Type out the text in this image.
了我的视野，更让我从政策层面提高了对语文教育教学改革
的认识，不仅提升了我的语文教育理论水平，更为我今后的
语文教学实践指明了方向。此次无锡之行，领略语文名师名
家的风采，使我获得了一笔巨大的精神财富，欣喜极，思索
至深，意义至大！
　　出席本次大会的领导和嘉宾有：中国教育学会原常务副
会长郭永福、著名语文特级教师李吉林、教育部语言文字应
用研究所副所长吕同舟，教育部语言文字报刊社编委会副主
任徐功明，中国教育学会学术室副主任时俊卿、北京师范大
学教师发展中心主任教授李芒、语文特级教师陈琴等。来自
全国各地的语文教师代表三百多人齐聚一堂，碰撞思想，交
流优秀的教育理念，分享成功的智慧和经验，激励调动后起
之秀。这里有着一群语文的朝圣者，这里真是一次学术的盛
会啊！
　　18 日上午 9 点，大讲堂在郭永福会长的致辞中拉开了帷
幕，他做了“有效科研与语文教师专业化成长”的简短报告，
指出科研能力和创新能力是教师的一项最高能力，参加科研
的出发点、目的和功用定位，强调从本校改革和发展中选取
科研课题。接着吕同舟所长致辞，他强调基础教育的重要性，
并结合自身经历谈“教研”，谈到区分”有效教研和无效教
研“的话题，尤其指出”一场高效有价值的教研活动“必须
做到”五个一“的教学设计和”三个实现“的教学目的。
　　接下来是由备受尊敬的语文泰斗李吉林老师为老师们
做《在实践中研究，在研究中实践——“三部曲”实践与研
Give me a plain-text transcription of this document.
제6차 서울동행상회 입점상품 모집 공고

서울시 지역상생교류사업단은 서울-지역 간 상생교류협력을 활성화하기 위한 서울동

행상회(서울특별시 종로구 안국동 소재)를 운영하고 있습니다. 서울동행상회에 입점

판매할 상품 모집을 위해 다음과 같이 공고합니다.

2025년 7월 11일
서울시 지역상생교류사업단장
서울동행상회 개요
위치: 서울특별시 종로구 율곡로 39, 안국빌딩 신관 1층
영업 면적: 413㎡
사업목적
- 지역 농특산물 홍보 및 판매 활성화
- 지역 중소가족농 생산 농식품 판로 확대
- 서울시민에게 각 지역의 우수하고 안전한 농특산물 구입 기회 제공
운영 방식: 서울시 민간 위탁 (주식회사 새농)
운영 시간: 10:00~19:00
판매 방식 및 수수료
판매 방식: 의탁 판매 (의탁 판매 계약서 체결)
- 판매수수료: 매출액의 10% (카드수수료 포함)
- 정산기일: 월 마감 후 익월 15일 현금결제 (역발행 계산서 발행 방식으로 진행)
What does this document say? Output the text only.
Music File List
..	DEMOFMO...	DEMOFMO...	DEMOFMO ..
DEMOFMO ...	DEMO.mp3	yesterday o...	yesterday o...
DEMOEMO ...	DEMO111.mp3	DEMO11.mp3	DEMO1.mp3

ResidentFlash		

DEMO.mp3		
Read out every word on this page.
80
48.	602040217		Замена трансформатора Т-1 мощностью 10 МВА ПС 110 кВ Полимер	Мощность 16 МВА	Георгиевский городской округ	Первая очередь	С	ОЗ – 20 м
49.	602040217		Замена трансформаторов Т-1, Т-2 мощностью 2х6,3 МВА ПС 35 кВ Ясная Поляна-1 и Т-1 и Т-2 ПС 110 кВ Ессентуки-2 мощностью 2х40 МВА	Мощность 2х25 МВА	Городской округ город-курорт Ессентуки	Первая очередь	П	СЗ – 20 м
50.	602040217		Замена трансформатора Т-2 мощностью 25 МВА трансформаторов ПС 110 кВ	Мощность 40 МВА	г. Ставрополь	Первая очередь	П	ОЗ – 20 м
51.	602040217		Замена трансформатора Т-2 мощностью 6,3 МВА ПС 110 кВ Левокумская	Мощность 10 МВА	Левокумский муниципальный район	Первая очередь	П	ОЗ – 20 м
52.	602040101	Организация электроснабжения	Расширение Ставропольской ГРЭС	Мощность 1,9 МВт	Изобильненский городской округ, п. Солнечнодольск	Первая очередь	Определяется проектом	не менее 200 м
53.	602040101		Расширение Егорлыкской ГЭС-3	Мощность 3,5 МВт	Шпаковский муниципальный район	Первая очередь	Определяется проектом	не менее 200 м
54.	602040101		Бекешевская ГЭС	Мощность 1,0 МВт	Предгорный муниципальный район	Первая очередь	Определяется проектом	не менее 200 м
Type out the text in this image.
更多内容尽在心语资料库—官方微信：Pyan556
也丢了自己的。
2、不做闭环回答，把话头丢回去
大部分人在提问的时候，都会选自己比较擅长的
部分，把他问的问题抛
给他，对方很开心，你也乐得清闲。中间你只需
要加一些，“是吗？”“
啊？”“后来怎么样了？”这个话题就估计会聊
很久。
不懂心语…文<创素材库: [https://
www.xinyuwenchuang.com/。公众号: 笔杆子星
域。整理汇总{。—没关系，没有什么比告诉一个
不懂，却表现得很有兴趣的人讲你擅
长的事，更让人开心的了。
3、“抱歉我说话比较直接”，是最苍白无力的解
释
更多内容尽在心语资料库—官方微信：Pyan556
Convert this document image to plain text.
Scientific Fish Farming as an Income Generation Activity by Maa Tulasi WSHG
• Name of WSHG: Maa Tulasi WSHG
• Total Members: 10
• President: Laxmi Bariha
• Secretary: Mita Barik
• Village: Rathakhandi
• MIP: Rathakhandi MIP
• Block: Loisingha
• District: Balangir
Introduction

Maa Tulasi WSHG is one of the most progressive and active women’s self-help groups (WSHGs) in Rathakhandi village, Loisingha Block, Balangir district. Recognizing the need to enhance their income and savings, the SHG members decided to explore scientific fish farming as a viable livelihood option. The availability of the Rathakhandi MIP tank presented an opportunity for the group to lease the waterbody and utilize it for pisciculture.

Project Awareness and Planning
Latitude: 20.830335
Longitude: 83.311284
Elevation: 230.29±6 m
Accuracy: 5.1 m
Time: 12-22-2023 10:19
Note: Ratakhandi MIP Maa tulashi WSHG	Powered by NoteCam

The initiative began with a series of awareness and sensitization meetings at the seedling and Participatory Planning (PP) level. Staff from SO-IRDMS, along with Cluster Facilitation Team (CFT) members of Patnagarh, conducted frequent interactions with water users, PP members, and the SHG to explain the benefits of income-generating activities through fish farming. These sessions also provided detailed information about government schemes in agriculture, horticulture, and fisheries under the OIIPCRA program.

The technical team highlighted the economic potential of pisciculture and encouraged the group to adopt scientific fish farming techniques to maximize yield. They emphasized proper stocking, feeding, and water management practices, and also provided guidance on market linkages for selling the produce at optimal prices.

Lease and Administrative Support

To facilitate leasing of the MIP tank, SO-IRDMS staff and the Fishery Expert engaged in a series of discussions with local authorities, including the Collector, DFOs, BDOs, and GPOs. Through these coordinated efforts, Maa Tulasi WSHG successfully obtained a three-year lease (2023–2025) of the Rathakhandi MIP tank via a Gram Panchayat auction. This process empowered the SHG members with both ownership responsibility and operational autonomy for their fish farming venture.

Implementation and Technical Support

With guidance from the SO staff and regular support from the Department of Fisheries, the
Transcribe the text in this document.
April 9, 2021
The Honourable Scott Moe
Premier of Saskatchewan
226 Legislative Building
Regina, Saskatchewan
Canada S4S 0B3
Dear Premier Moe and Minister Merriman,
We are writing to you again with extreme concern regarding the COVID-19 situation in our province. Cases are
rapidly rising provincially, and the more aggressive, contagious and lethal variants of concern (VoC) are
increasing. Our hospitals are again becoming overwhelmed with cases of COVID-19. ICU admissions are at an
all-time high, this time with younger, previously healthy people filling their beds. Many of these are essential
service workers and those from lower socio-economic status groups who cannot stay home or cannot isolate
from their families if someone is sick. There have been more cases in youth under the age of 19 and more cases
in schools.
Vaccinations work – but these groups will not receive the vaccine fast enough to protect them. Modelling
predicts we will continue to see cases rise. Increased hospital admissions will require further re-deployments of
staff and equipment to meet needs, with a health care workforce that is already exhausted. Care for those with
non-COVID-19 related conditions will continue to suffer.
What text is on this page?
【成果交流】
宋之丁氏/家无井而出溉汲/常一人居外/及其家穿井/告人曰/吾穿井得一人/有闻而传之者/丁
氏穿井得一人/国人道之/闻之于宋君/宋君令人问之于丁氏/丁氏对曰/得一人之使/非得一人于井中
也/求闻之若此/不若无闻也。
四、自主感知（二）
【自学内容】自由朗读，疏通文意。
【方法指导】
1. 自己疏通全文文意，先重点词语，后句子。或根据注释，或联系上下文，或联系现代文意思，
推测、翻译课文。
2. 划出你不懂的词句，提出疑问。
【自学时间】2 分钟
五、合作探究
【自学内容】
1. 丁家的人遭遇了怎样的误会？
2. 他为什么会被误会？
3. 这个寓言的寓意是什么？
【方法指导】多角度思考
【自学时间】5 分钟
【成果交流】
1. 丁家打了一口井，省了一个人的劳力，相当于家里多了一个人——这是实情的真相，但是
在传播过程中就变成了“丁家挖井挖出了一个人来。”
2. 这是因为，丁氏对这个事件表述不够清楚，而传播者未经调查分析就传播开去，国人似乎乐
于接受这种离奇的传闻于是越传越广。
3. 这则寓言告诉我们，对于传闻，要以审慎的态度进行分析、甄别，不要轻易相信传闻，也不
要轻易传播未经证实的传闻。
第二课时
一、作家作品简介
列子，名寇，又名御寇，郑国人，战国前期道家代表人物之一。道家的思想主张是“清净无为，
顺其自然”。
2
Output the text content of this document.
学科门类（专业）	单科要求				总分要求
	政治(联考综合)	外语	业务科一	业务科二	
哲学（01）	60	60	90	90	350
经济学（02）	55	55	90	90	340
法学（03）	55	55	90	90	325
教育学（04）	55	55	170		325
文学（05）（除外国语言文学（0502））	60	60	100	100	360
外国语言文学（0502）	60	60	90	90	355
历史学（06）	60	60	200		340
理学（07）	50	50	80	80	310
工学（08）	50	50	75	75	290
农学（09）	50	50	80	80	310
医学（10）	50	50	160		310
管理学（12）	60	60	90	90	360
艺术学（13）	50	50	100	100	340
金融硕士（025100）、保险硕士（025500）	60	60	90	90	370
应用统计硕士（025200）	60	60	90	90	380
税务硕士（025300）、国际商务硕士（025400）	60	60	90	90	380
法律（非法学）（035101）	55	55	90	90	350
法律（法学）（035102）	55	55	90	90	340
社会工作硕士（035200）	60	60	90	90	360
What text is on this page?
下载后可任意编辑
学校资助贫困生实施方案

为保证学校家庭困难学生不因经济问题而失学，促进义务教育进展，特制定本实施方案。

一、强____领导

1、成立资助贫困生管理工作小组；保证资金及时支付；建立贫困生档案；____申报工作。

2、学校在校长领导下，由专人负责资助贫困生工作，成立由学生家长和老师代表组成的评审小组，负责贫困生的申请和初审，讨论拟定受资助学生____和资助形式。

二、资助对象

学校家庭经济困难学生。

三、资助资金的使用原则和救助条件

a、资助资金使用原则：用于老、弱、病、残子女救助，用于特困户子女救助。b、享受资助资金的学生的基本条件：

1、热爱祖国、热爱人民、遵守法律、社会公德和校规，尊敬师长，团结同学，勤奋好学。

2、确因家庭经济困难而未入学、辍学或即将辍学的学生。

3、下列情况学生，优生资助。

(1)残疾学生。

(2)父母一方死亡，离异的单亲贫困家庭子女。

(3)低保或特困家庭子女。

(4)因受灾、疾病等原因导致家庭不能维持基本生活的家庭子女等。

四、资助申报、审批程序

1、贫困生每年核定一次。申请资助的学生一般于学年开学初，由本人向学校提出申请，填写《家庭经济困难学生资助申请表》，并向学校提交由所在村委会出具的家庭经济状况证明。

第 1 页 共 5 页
◆ ◆ ◆ ◆ ◆ ◆ ◆
**TASK OBJECTIVE:**
How many of the lines above include the string "Мощность"? Reply with the number by itself.

**WRITTEN ANSWER:**
7